■ **WHAT YOU WILL DO**:
Your task is to reproduce the material exactly.

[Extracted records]
## begin

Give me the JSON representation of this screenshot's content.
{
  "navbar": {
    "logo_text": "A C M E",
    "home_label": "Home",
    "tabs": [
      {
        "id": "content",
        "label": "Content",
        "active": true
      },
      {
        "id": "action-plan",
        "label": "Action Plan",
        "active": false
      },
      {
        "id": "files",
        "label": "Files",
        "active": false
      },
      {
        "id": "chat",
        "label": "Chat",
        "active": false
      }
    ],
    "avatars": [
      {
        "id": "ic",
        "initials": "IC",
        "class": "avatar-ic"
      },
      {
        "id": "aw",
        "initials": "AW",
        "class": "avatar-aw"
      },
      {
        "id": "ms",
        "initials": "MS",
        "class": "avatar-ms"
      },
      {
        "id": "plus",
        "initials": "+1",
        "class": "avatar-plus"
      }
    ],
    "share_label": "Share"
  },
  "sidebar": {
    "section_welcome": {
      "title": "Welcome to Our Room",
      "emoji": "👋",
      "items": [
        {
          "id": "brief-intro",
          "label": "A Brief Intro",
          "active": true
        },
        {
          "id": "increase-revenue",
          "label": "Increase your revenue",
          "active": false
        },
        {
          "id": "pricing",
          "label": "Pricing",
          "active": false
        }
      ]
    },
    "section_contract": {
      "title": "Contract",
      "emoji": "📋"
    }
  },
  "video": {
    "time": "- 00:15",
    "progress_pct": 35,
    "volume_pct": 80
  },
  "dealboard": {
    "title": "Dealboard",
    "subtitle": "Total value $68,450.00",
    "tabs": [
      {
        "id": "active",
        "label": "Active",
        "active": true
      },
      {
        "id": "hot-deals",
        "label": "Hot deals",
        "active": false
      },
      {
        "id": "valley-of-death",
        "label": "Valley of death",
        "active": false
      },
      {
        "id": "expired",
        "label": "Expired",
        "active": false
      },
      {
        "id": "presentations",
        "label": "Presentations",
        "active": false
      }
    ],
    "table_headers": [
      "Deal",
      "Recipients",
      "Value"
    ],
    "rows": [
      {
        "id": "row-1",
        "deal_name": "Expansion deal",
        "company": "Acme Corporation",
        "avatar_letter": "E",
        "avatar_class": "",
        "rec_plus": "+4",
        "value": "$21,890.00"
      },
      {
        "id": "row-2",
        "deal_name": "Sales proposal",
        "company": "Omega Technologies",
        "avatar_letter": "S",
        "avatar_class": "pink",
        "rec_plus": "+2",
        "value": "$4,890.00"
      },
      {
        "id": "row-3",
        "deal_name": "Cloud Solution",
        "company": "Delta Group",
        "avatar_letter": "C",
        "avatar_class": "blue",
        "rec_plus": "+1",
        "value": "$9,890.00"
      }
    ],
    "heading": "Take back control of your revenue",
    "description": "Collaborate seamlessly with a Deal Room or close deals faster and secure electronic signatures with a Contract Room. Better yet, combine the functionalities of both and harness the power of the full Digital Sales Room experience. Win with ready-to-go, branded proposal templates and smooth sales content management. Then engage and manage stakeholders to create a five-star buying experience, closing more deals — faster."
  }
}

## end

■ **EXPECTED ANSWER**:
Give me the JSON representation of this screenshot's content.
{
  "navbar": {
    "logo_text": "A C M E",
    "home_label": "Home",
    "tabs": [
      {
        "id": "content",
        "label": "Content",
        "active": true
      },
      {
        "id": "action-plan",
        "label": "Action Plan",
        "active": false
      },
      {
        "id": "files",
        "label": "Files",
        "active": false
      },
      {
        "id": "chat",
        "label": "Chat",
        "active": false
      }
    ],
    "avatars": [
      {
        "id": "ic",
        "initials": "IC",
        "class": "avatar-ic"
      },
      {
        "id": "aw",
        "initials": "AW",
        "class": "avatar-aw"
      },
      {
        "id": "ms",
        "initials": "MS",
        "class": "avatar-ms"
      },
      {
        "id": "plus",
        "initials": "+1",
        "class": "avatar-plus"
      }
    ],
    "share_label": "Share"
  },
  "sidebar": {
    "section_welcome": {
      "title": "Welcome to Our Room",
      "emoji": "👋",
      "items": [
        {
          "id": "brief-intro",
          "label": "A Brief Intro",
          "active": true
        },
        {
          "id": "increase-revenue",
          "label": "Increase your revenue",
          "active": false
        },
        {
          "id": "pricing",
          "label": "Pricing",
          "active": false
        }
      ]
    },
    "section_contract": {
      "title": "Contract",
      "emoji": "📋"
    }
  },
  "video": {
    "time": "- 00:15",
    "progress_pct": 35,
    "volume_pct": 80
  },
  "dealboard": {
    "title": "Dealboard",
    "subtitle": "Total value $68,450.00",
    "tabs": [
      {
        "id": "active",
        "label": "Active",
        "active": true
      },
      {
        "id": "hot-deals",
        "label": "Hot deals",
        "active": false
      },
      {
        "id": "valley-of-death",
        "label": "Valley of death",
        "active": false
      },
      {
        "id": "expired",
        "label": "Expired",
        "active": false
      },
      {
        "id": "presentations",
        "label": "Presentations",
        "active": false
      }
    ],
    "table_headers": [
      "Deal",
      "Recipients",
      "Value"
    ],
    "rows": [
      {
        "id": "row-1",
        "deal_name": "Expansion deal",
        "company": "Acme Corporation",
        "avatar_letter": "E",
        "avatar_class": "",
        "rec_plus": "+4",
        "value": "$21,890.00"
      },
      {
        "id": "row-2",
        "deal_name": "Sales proposal",
        "company": "Omega Technologies",
        "avatar_letter": "S",
        "avatar_class": "pink",
        "rec_plus": "+2",
        "value": "$4,890.00"
      },
      {
        "id": "row-3",
        "deal_name": "Cloud Solution",
        "company": "Delta Group",
        "avatar_letter": "C",
        "avatar_class": "blue",
        "rec_plus": "+1",
        "value": "$9,890.00"
      }
    ],
    "heading": "Take back control of your revenue",
    "description": "Collaborate seamlessly with a Deal Room or close deals faster and secure electronic signatures with a Contract Room. Better yet, combine the functionalities of both and harness the power of the full Digital Sales Room experience. Win with ready-to-go, branded proposal templates and smooth sales content management. Then engage and manage stakeholders to create a five-star buying experience, closing more deals — faster."
  }
}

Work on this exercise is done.